→ Exercise brief
Output each entry verbatim and exclude every picture from it.

Dataset records:
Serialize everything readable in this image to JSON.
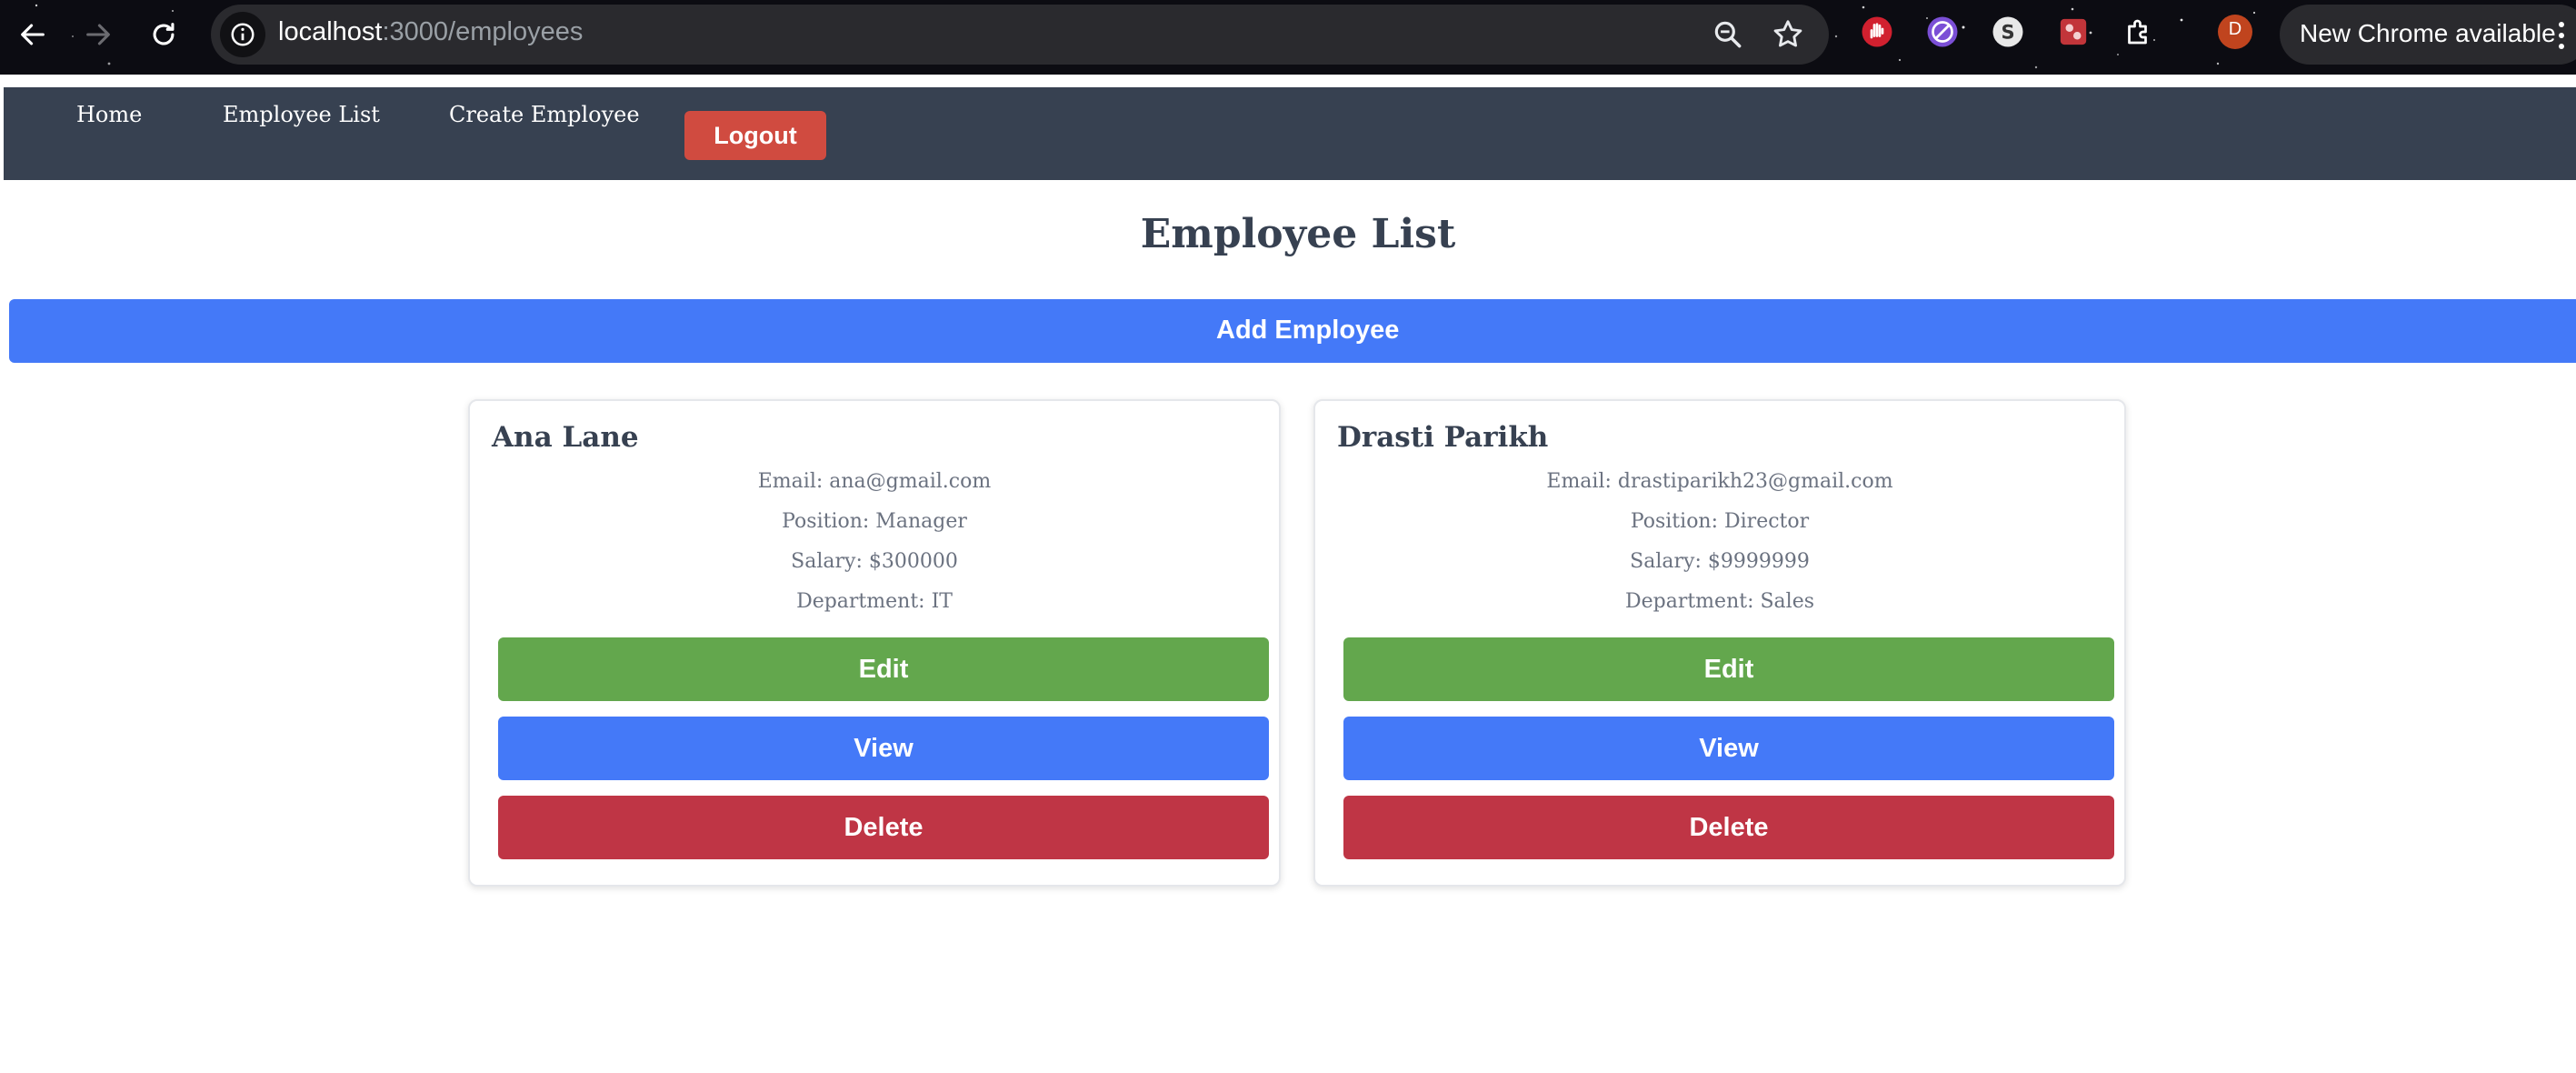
{
  "browser": {
    "url_host": "localhost",
    "url_path": ":3000/employees",
    "profile_initial": "D",
    "update_label": "New Chrome available",
    "icons": [
      "back-arrow-icon",
      "forward-arrow-icon",
      "reload-icon",
      "site-info-icon",
      "zoom-icon",
      "bookmark-star-icon",
      "hand-extension-icon",
      "compass-extension-icon",
      "s-extension-icon",
      "puzzle-extensions-icon",
      "kebab-menu-icon"
    ]
  },
  "nav": {
    "home": "Home",
    "employee_list": "Employee List",
    "create_employee": "Create Employee",
    "logout": "Logout"
  },
  "main": {
    "title": "Employee List",
    "add_button": "Add Employee"
  },
  "employees": [
    {
      "name": "Ana Lane",
      "email": "Email: ana@gmail.com",
      "position": "Position: Manager",
      "salary": "Salary: $300000",
      "department": "Department: IT",
      "edit": "Edit",
      "view": "View",
      "delete": "Delete"
    },
    {
      "name": "Drasti Parikh",
      "email": "Email: drastiparikh23@gmail.com",
      "position": "Position: Director",
      "salary": "Salary: $9999999",
      "department": "Department: Sales",
      "edit": "Edit",
      "view": "View",
      "delete": "Delete"
    }
  ],
  "colors": {
    "nav_bg": "#374151",
    "logout": "#d04b40",
    "primary_blue": "#4479f8",
    "edit_green": "#63a74d",
    "delete_red": "#bf3545"
  }
}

→ Response to the exercise
Serialize everything readable in this image to JSON.
{
  "browser": {
    "url_host": "localhost",
    "url_path": ":3000/employees",
    "profile_initial": "D",
    "update_label": "New Chrome available",
    "icons": [
      "back-arrow-icon",
      "forward-arrow-icon",
      "reload-icon",
      "site-info-icon",
      "zoom-icon",
      "bookmark-star-icon",
      "hand-extension-icon",
      "compass-extension-icon",
      "s-extension-icon",
      "puzzle-extensions-icon",
      "kebab-menu-icon"
    ]
  },
  "nav": {
    "home": "Home",
    "employee_list": "Employee List",
    "create_employee": "Create Employee",
    "logout": "Logout"
  },
  "main": {
    "title": "Employee List",
    "add_button": "Add Employee"
  },
  "employees": [
    {
      "name": "Ana Lane",
      "email": "Email: ana@gmail.com",
      "position": "Position: Manager",
      "salary": "Salary: $300000",
      "department": "Department: IT",
      "edit": "Edit",
      "view": "View",
      "delete": "Delete"
    },
    {
      "name": "Drasti Parikh",
      "email": "Email: drastiparikh23@gmail.com",
      "position": "Position: Director",
      "salary": "Salary: $9999999",
      "department": "Department: Sales",
      "edit": "Edit",
      "view": "View",
      "delete": "Delete"
    }
  ],
  "colors": {
    "nav_bg": "#374151",
    "logout": "#d04b40",
    "primary_blue": "#4479f8",
    "edit_green": "#63a74d",
    "delete_red": "#bf3545"
  }
}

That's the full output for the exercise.